# PROBLEM STATEMENT
Below is a set of records; print all of them exactly as written.

Data records
[BEGIN]

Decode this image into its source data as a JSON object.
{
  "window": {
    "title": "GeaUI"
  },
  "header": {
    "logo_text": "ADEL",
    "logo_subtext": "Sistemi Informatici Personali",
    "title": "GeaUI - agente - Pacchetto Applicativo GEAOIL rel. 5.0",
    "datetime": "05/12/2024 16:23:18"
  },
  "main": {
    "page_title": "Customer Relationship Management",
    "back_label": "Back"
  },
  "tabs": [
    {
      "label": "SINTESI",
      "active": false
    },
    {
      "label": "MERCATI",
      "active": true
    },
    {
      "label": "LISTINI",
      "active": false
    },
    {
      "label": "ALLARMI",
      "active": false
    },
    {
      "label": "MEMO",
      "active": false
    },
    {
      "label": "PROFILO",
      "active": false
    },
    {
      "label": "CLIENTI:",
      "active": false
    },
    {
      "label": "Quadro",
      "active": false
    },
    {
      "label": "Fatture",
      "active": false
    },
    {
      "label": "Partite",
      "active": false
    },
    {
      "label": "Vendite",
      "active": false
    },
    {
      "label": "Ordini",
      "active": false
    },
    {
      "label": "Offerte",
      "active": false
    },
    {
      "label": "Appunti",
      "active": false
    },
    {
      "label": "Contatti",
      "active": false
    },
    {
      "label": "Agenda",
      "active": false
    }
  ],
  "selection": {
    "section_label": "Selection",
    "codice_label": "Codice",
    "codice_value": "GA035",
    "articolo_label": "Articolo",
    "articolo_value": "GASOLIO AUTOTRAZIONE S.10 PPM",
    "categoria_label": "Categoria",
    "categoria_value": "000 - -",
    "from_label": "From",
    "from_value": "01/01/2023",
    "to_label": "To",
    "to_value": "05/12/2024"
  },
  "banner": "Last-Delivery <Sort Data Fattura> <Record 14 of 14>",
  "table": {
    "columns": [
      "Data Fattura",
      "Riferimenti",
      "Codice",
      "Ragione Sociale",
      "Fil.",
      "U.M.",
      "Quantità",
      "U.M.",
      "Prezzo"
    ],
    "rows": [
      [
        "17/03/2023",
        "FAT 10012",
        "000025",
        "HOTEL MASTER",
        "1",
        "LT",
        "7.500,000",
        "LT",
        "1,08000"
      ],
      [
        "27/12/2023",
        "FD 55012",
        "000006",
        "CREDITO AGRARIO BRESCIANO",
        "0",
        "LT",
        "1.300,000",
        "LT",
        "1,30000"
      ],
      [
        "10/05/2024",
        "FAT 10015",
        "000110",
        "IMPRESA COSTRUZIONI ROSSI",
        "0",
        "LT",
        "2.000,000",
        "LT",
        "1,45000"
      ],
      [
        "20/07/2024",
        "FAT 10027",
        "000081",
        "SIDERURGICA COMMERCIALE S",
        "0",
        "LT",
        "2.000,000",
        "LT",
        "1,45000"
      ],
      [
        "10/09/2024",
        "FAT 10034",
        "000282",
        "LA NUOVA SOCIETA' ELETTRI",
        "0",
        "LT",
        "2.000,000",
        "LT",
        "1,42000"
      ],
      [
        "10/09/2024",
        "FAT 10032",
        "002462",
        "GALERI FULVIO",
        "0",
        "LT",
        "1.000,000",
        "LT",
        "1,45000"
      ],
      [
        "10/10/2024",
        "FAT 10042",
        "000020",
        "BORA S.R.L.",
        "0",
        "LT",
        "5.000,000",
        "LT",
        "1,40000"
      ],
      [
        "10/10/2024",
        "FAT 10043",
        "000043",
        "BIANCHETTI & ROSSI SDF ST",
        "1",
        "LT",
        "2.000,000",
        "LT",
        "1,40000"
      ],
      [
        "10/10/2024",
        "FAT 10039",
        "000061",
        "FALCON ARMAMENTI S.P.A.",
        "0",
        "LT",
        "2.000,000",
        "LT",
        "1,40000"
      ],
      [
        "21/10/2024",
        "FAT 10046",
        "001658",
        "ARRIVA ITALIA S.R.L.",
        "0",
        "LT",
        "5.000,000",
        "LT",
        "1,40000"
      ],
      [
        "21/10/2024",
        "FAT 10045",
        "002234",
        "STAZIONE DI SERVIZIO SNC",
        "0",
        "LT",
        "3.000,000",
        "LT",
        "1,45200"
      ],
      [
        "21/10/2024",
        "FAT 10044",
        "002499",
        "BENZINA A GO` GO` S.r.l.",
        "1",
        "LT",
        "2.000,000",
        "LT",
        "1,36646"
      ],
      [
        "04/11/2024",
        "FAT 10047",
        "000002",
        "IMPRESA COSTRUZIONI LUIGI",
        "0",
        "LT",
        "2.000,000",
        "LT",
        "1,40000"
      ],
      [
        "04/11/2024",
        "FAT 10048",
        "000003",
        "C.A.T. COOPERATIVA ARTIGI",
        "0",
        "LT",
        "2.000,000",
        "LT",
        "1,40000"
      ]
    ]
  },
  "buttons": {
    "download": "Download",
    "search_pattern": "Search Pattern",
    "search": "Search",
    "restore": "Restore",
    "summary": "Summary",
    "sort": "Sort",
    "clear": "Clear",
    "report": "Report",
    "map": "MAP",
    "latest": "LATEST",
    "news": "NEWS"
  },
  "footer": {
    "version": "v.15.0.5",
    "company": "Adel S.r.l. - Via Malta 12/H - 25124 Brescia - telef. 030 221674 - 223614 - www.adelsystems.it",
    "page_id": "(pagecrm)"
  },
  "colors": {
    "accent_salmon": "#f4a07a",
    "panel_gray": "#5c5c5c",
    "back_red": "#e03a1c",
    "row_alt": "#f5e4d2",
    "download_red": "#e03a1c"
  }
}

[END]

# ANSWER TO THE TASK
Decode this image into its source data as a JSON object.
{
  "window": {
    "title": "GeaUI"
  },
  "header": {
    "logo_text": "ADEL",
    "logo_subtext": "Sistemi Informatici Personali",
    "title": "GeaUI - agente - Pacchetto Applicativo GEAOIL rel. 5.0",
    "datetime": "05/12/2024 16:23:18"
  },
  "main": {
    "page_title": "Customer Relationship Management",
    "back_label": "Back"
  },
  "tabs": [
    {
      "label": "SINTESI",
      "active": false
    },
    {
      "label": "MERCATI",
      "active": true
    },
    {
      "label": "LISTINI",
      "active": false
    },
    {
      "label": "ALLARMI",
      "active": false
    },
    {
      "label": "MEMO",
      "active": false
    },
    {
      "label": "PROFILO",
      "active": false
    },
    {
      "label": "CLIENTI:",
      "active": false
    },
    {
      "label": "Quadro",
      "active": false
    },
    {
      "label": "Fatture",
      "active": false
    },
    {
      "label": "Partite",
      "active": false
    },
    {
      "label": "Vendite",
      "active": false
    },
    {
      "label": "Ordini",
      "active": false
    },
    {
      "label": "Offerte",
      "active": false
    },
    {
      "label": "Appunti",
      "active": false
    },
    {
      "label": "Contatti",
      "active": false
    },
    {
      "label": "Agenda",
      "active": false
    }
  ],
  "selection": {
    "section_label": "Selection",
    "codice_label": "Codice",
    "codice_value": "GA035",
    "articolo_label": "Articolo",
    "articolo_value": "GASOLIO AUTOTRAZIONE S.10 PPM",
    "categoria_label": "Categoria",
    "categoria_value": "000 - -",
    "from_label": "From",
    "from_value": "01/01/2023",
    "to_label": "To",
    "to_value": "05/12/2024"
  },
  "banner": "Last-Delivery <Sort Data Fattura> <Record 14 of 14>",
  "table": {
    "columns": [
      "Data Fattura",
      "Riferimenti",
      "Codice",
      "Ragione Sociale",
      "Fil.",
      "U.M.",
      "Quantità",
      "U.M.",
      "Prezzo"
    ],
    "rows": [
      [
        "17/03/2023",
        "FAT 10012",
        "000025",
        "HOTEL MASTER",
        "1",
        "LT",
        "7.500,000",
        "LT",
        "1,08000"
      ],
      [
        "27/12/2023",
        "FD 55012",
        "000006",
        "CREDITO AGRARIO BRESCIANO",
        "0",
        "LT",
        "1.300,000",
        "LT",
        "1,30000"
      ],
      [
        "10/05/2024",
        "FAT 10015",
        "000110",
        "IMPRESA COSTRUZIONI ROSSI",
        "0",
        "LT",
        "2.000,000",
        "LT",
        "1,45000"
      ],
      [
        "20/07/2024",
        "FAT 10027",
        "000081",
        "SIDERURGICA COMMERCIALE S",
        "0",
        "LT",
        "2.000,000",
        "LT",
        "1,45000"
      ],
      [
        "10/09/2024",
        "FAT 10034",
        "000282",
        "LA NUOVA SOCIETA' ELETTRI",
        "0",
        "LT",
        "2.000,000",
        "LT",
        "1,42000"
      ],
      [
        "10/09/2024",
        "FAT 10032",
        "002462",
        "GALERI FULVIO",
        "0",
        "LT",
        "1.000,000",
        "LT",
        "1,45000"
      ],
      [
        "10/10/2024",
        "FAT 10042",
        "000020",
        "BORA S.R.L.",
        "0",
        "LT",
        "5.000,000",
        "LT",
        "1,40000"
      ],
      [
        "10/10/2024",
        "FAT 10043",
        "000043",
        "BIANCHETTI & ROSSI SDF ST",
        "1",
        "LT",
        "2.000,000",
        "LT",
        "1,40000"
      ],
      [
        "10/10/2024",
        "FAT 10039",
        "000061",
        "FALCON ARMAMENTI S.P.A.",
        "0",
        "LT",
        "2.000,000",
        "LT",
        "1,40000"
      ],
      [
        "21/10/2024",
        "FAT 10046",
        "001658",
        "ARRIVA ITALIA S.R.L.",
        "0",
        "LT",
        "5.000,000",
        "LT",
        "1,40000"
      ],
      [
        "21/10/2024",
        "FAT 10045",
        "002234",
        "STAZIONE DI SERVIZIO SNC",
        "0",
        "LT",
        "3.000,000",
        "LT",
        "1,45200"
      ],
      [
        "21/10/2024",
        "FAT 10044",
        "002499",
        "BENZINA A GO` GO` S.r.l.",
        "1",
        "LT",
        "2.000,000",
        "LT",
        "1,36646"
      ],
      [
        "04/11/2024",
        "FAT 10047",
        "000002",
        "IMPRESA COSTRUZIONI LUIGI",
        "0",
        "LT",
        "2.000,000",
        "LT",
        "1,40000"
      ],
      [
        "04/11/2024",
        "FAT 10048",
        "000003",
        "C.A.T. COOPERATIVA ARTIGI",
        "0",
        "LT",
        "2.000,000",
        "LT",
        "1,40000"
      ]
    ]
  },
  "buttons": {
    "download": "Download",
    "search_pattern": "Search Pattern",
    "search": "Search",
    "restore": "Restore",
    "summary": "Summary",
    "sort": "Sort",
    "clear": "Clear",
    "report": "Report",
    "map": "MAP",
    "latest": "LATEST",
    "news": "NEWS"
  },
  "footer": {
    "version": "v.15.0.5",
    "company": "Adel S.r.l. - Via Malta 12/H - 25124 Brescia - telef. 030 221674 - 223614 - www.adelsystems.it",
    "page_id": "(pagecrm)"
  },
  "colors": {
    "accent_salmon": "#f4a07a",
    "panel_gray": "#5c5c5c",
    "back_red": "#e03a1c",
    "row_alt": "#f5e4d2",
    "download_red": "#e03a1c"
  }
}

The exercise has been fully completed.